▶ _Task instructions_
Locate each line containing the string "arrow" and copy it out.

▶ _Dataset excerpts_
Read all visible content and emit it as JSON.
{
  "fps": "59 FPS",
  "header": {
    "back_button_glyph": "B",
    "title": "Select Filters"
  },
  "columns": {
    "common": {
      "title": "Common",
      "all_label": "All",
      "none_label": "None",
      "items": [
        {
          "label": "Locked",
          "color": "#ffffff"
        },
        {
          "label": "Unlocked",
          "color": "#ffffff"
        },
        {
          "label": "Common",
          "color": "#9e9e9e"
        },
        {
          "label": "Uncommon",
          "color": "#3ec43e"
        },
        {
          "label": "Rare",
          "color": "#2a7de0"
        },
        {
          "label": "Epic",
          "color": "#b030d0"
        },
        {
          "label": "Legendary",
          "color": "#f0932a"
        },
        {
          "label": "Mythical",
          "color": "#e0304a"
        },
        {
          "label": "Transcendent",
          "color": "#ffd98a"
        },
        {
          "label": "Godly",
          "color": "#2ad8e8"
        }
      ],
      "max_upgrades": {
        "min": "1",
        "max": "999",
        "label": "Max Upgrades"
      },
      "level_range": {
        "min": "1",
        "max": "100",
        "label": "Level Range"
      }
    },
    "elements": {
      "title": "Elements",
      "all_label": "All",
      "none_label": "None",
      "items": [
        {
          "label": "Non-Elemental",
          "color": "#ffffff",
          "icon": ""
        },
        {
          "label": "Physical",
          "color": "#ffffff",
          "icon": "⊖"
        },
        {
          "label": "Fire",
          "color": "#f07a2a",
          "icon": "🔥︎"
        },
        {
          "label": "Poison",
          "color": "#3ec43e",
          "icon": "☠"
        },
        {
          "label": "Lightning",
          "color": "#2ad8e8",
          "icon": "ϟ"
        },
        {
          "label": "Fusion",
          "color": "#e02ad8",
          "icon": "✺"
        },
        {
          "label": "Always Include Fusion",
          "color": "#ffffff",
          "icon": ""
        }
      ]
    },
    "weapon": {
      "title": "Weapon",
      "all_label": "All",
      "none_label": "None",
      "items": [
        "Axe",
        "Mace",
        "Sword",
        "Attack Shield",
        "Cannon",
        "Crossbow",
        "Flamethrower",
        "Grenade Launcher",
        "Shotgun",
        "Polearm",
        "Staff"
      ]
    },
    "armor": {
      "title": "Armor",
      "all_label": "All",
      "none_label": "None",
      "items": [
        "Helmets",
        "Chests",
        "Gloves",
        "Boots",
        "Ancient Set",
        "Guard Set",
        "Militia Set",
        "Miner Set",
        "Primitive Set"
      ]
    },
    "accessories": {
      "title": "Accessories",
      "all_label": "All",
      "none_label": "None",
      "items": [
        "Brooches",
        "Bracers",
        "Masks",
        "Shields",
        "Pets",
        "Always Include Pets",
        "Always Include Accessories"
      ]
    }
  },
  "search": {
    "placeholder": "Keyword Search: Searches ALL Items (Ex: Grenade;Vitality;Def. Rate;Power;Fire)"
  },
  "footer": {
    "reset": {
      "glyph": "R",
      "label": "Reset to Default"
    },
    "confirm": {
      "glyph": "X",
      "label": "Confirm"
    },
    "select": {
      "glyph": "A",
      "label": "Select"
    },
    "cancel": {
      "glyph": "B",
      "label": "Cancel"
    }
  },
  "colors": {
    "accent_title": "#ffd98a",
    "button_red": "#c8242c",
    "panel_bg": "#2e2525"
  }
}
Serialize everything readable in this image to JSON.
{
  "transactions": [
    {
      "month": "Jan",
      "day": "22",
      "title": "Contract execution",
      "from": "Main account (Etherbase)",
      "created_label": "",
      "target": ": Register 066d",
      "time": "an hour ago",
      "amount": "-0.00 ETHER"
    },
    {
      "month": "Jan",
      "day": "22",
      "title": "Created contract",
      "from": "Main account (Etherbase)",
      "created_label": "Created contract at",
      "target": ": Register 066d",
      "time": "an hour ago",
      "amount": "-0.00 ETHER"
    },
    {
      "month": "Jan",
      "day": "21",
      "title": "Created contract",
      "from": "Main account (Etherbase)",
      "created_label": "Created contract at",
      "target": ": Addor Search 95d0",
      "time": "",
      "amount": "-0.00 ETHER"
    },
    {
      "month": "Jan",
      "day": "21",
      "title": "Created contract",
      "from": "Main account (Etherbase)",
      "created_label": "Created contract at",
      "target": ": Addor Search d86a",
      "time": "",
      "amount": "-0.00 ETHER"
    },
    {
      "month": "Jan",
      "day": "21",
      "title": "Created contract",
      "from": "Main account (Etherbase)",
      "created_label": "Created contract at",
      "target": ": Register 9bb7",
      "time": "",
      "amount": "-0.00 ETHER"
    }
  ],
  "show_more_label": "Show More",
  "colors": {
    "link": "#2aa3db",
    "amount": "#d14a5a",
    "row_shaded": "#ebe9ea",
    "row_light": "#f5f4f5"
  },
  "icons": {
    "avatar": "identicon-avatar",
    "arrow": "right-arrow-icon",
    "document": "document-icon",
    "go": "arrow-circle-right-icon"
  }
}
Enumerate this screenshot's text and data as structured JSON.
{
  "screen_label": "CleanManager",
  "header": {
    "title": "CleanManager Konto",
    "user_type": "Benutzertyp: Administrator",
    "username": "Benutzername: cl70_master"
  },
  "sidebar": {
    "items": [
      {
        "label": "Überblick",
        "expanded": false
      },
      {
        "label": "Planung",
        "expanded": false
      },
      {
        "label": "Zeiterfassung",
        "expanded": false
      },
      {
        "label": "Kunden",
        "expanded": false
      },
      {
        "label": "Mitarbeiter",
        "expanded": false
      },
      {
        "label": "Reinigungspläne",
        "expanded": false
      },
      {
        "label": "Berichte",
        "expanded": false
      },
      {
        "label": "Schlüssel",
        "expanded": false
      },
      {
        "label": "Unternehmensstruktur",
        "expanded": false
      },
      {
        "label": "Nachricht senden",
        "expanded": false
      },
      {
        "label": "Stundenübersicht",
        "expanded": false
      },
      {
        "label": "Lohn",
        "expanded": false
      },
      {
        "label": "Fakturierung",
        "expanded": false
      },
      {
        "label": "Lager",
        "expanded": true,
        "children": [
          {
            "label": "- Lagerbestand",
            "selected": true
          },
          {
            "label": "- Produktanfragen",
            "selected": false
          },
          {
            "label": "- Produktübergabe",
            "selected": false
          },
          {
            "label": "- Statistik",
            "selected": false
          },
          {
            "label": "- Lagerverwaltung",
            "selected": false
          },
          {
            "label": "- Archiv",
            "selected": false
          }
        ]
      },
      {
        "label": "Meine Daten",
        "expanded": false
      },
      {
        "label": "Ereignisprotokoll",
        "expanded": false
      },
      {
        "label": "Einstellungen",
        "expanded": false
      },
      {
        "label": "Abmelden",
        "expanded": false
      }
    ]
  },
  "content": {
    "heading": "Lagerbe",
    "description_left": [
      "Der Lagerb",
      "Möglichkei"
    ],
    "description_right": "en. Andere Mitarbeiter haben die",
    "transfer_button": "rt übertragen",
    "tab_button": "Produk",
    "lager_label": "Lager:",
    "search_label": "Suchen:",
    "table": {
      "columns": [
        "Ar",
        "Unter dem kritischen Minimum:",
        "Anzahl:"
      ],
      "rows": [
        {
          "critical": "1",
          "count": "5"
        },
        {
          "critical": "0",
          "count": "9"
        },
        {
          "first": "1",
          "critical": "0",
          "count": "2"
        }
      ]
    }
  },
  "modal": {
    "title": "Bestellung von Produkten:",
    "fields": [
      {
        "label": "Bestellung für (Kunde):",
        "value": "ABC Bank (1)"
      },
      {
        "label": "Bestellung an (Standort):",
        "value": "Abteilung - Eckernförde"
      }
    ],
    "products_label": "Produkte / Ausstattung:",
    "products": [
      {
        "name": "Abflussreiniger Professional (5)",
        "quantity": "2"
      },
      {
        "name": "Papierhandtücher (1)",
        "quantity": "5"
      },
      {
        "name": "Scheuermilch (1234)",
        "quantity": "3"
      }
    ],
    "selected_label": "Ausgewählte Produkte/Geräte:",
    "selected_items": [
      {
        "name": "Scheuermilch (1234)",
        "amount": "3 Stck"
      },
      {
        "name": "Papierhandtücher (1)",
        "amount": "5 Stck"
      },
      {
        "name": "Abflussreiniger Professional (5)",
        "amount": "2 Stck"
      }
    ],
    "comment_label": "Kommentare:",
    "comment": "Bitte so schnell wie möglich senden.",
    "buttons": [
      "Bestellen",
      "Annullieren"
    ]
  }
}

▶ _Answer to the problem_
    "arrow": "right-arrow-icon",
    "go": "arrow-circle-right-icon"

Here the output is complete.